→ DOCUMENT EXTRACT
And in their Showcase presentation, ValvXchange executives noted that the tissue valve change-out can be done in a less-invasive manner, through the chest wall in under 30 seconds on a beating heart.

Another advantage of the technology: as a “me-too” valve, it would be automatically reimbursable, Blankenship told MDD.

ValvXchange has received three $200,000 SBIR grants from the National Institutes of Health, expects a Phase II grant of $1.6 million for follow-on development and was taking advantage of the Showcase opportunity to seek venture funding to take it through the various development and regulatory stages.

Winning the Showcase award, ValvXchange walked away with a $10,000 prize from law firm sponsors, Faegre & Benson, to further back product development.

Blankenship laid out a clear regulatory timeline that the company hopes will take it to global sales by 2012, noting a variety of points along this timeline for potential exits. (Blankenship noted that the company has already been contacted by some interested buyers, while not disclosing any names.)

But let’s not leave out the other five showcase participants with our MDD order of preference (most interesting to least, our bias again being the more device-oriented firms.)

•Sierra Neuropharmaceuticals (Boulder), developing a system for delivering psychotropic drugs directly to the brain using a pump made by Medtronic (Minneapolis), for neurological problems resistant to standard therapies.

Key advantages of the system, according to Sierra CEO Don Abrams, is “delivery of the drug where needed,” via the spinal cord, thus bypassing the blood-brain barrier and avoiding the systemic side effects of such pharmaceuticals.

Abrams reported that the company has demonstrated proof of concept in five animal models and that its initial targeted application is epilepsy. He said that the company is pointing for an IND meeting with the FDA in February

•mBiosystems (Boulder), developing a point-of-care diagnostic system using a fluorescence assay platform, as a spin-off from Precision Photonics (Boulder), which is retaining major equity ownership.

Chris Mayall, PhD, founder and CEO, said the prototype system produces results in 15 minutes for 20-plus assay targets with broad applications in world health applications. He said the company is seeking $10 million to take the system from its current video cassette-sized “black box” format to final instrumentation.

•Ventrus Biosciences (Greenwood Village), developing topical treatments for gastroenterology problems such as anal fissures and hemorrhoids.

Ventrus held a pre-IND meeting with the FDA in June and hopes for that approval next year, saying the market it is pointing toward has a $20 million a year market potential.

•Nanodisc (Boulder), developing a research tool that Michael Artinger, president/CEO, described as “a suitcase for membrane band receptors.”

Artinger said that the targeting of membrane-associated drugs offers research aids for vaccine applications, protein arrays, drug validation, toxicology and imaging.

•Solex biofuels (Fort Collins), a developer of alternative fuel technology – based on growing and harvesting algae (algae!!??), developed out of Colorado State University (Fort Collins) – with company president Doug Henston referring to the resultant fuel as “green diesel.”

The system employs “plastic panels in a water bath,” the algae used described by Henston as “agnostic,” meaning not dependent on one particular species, and the system able to provide large quantities. He said the system uses 95% less water than other types of biofuel production and that the company is developing partnerships with industrial producers of CO2.

Thus far angel-funded, Solex is seeking A-round funding of $20 million.

Alltold, the Venture Showcase served to highlight the broad variety of med-tech developers that are taking root in this region that describes itself as the eastern “bookend” of the Rockies.

→ SUPPLIED MATERIAL
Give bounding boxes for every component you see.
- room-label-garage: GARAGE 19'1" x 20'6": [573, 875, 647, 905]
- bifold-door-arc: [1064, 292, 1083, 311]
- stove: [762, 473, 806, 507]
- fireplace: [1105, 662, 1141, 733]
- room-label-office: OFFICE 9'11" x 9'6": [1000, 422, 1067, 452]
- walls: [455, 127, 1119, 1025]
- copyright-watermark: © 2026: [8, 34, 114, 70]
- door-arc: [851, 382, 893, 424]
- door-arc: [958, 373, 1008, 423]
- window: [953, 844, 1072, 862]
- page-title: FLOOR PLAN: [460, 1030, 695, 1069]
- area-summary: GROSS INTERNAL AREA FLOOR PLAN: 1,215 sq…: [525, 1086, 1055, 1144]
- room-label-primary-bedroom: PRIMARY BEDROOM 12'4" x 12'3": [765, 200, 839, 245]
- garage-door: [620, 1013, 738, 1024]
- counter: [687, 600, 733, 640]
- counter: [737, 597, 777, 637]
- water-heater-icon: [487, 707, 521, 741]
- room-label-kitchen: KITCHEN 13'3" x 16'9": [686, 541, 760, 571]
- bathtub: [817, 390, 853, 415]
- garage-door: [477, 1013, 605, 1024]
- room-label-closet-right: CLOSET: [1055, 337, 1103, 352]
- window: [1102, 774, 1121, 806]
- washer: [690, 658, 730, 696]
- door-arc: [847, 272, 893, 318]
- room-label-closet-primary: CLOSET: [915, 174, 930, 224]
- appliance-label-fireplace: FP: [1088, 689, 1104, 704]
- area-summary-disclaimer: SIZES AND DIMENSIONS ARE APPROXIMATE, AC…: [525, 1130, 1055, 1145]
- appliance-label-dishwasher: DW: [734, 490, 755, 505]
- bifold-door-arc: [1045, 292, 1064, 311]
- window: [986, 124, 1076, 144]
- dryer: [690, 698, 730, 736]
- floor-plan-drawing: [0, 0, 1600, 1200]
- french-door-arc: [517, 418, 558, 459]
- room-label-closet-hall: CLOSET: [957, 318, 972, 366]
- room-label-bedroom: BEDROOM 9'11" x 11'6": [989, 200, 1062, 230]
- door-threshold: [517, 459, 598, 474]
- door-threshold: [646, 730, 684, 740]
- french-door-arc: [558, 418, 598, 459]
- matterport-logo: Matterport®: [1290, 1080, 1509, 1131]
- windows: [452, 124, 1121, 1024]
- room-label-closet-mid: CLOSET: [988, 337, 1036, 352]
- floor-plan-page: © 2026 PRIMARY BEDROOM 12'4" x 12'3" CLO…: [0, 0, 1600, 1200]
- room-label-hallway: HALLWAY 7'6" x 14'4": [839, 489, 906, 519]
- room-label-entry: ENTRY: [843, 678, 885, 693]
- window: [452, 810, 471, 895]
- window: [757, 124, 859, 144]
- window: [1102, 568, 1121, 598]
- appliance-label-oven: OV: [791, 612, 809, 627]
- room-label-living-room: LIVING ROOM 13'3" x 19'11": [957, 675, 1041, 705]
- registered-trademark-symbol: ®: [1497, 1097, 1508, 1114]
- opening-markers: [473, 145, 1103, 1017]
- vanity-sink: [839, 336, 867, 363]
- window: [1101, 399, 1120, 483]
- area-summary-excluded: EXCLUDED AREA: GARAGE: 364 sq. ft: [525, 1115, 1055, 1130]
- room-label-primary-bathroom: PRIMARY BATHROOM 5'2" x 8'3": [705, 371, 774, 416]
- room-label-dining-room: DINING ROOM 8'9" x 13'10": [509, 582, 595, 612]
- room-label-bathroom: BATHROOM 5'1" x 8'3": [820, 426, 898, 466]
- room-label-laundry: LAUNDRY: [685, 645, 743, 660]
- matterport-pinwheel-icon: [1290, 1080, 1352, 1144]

→ TASK OBJECTIVE
According to the Venture Showcase article, how long does the prototype mBiosystems system take to produce results?

→ RESPONSE
15 minutes.